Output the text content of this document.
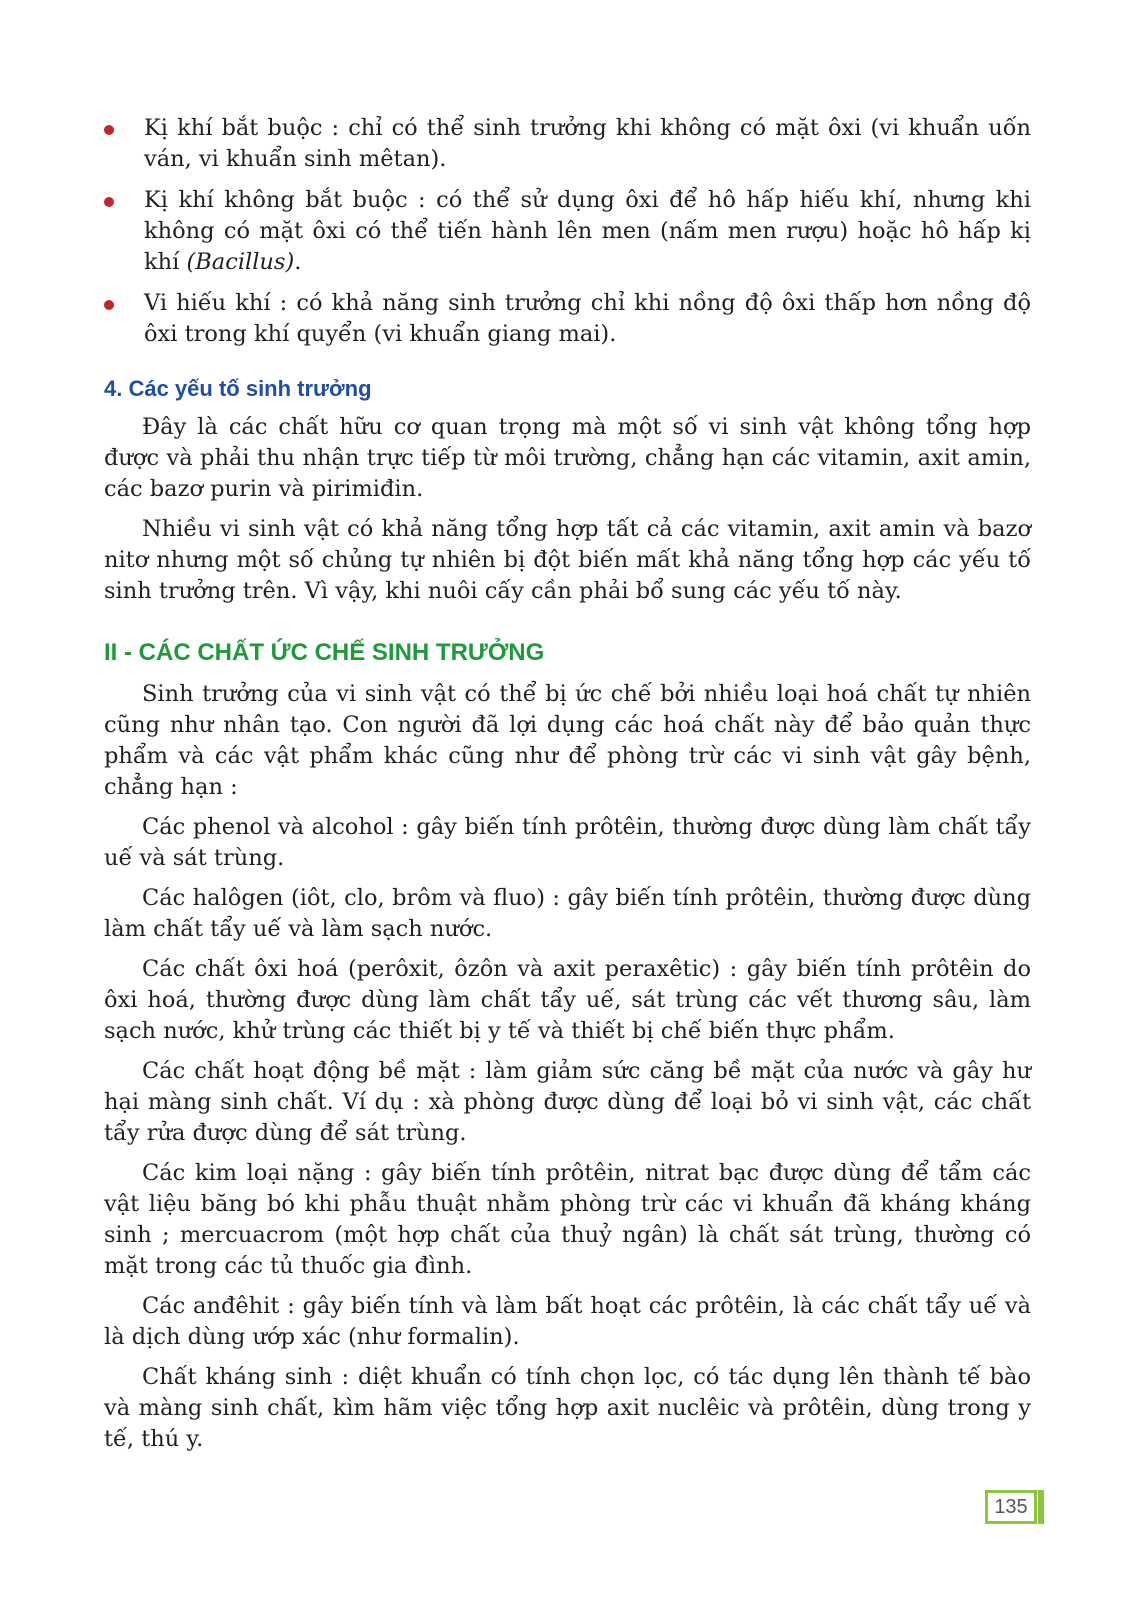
Kị khí bắt buộc : chỉ có thể sinh trưởng khi không có mặt ôxi (vi khuẩn uốn ván, vi khuẩn sinh mêtan).
Kị khí không bắt buộc : có thể sử dụng ôxi để hô hấp hiếu khí, nhưng khi không có mặt ôxi có thể tiến hành lên men (nấm men rượu) hoặc hô hấp kị khí (Bacillus).
Vi hiếu khí : có khả năng sinh trưởng chỉ khi nồng độ ôxi thấp hơn nồng độ ôxi trong khí quyển (vi khuẩn giang mai).
4. Các yếu tố sinh trưởng

Đây là các chất hữu cơ quan trọng mà một số vi sinh vật không tổng hợp được và phải thu nhận trực tiếp từ môi trường, chẳng hạn các vitamin, axit amin, các bazơ purin và pirimiđin.

Nhiều vi sinh vật có khả năng tổng hợp tất cả các vitamin, axit amin và bazơ nitơ nhưng một số chủng tự nhiên bị đột biến mất khả năng tổng hợp các yếu tố sinh trưởng trên. Vì vậy, khi nuôi cấy cần phải bổ sung các yếu tố này.

II - CÁC CHẤT ỨC CHẾ SINH TRƯỞNG

Sinh trưởng của vi sinh vật có thể bị ức chế bởi nhiều loại hoá chất tự nhiên cũng như nhân tạo. Con người đã lợi dụng các hoá chất này để bảo quản thực phẩm và các vật phẩm khác cũng như để phòng trừ các vi sinh vật gây bệnh, chẳng hạn :

Các phenol và alcohol : gây biến tính prôtêin, thường được dùng làm chất tẩy uế và sát trùng.

Các halôgen (iôt, clo, brôm và fluo) : gây biến tính prôtêin, thường được dùng làm chất tẩy uế và làm sạch nước.

Các chất ôxi hoá (perôxit, ôzôn và axit peraxêtic) : gây biến tính prôtêin do ôxi hoá, thường được dùng làm chất tẩy uế, sát trùng các vết thương sâu, làm sạch nước, khử trùng các thiết bị y tế và thiết bị chế biến thực phẩm.

Các chất hoạt động bề mặt : làm giảm sức căng bề mặt của nước và gây hư hại màng sinh chất. Ví dụ : xà phòng được dùng để loại bỏ vi sinh vật, các chất tẩy rửa được dùng để sát trùng.

Các kim loại nặng : gây biến tính prôtêin, nitrat bạc được dùng để tẩm các vật liệu băng bó khi phẫu thuật nhằm phòng trừ các vi khuẩn đã kháng kháng sinh ; mercuacrom (một hợp chất của thuỷ ngân) là chất sát trùng, thường có mặt trong các tủ thuốc gia đình.

Các anđêhit : gây biến tính và làm bất hoạt các prôtêin, là các chất tẩy uế và là dịch dùng ướp xác (như formalin).

Chất kháng sinh : diệt khuẩn có tính chọn lọc, có tác dụng lên thành tế bào và màng sinh chất, kìm hãm việc tổng hợp axit nuclêic và prôtêin, dùng trong y tế, thú y.

135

*-*-*

Copy out every line where the word "phẩm" occurs.

Sinh trưởng của vi sinh vật có thể bị ức chế bởi nhiều loại hoá chất tự nhiên cũng như nhân tạo. Con người đã lợi dụng các hoá chất này để bảo quản thực phẩm và các vật phẩm khác cũng như để phòng trừ các vi sinh vật gây bệnh, chẳng hạn :
Các chất ôxi hoá (perôxit, ôzôn và axit peraxêtic) : gây biến tính prôtêin do ôxi hoá, thường được dùng làm chất tẩy uế, sát trùng các vết thương sâu, làm sạch nước, khử trùng các thiết bị y tế và thiết bị chế biến thực phẩm.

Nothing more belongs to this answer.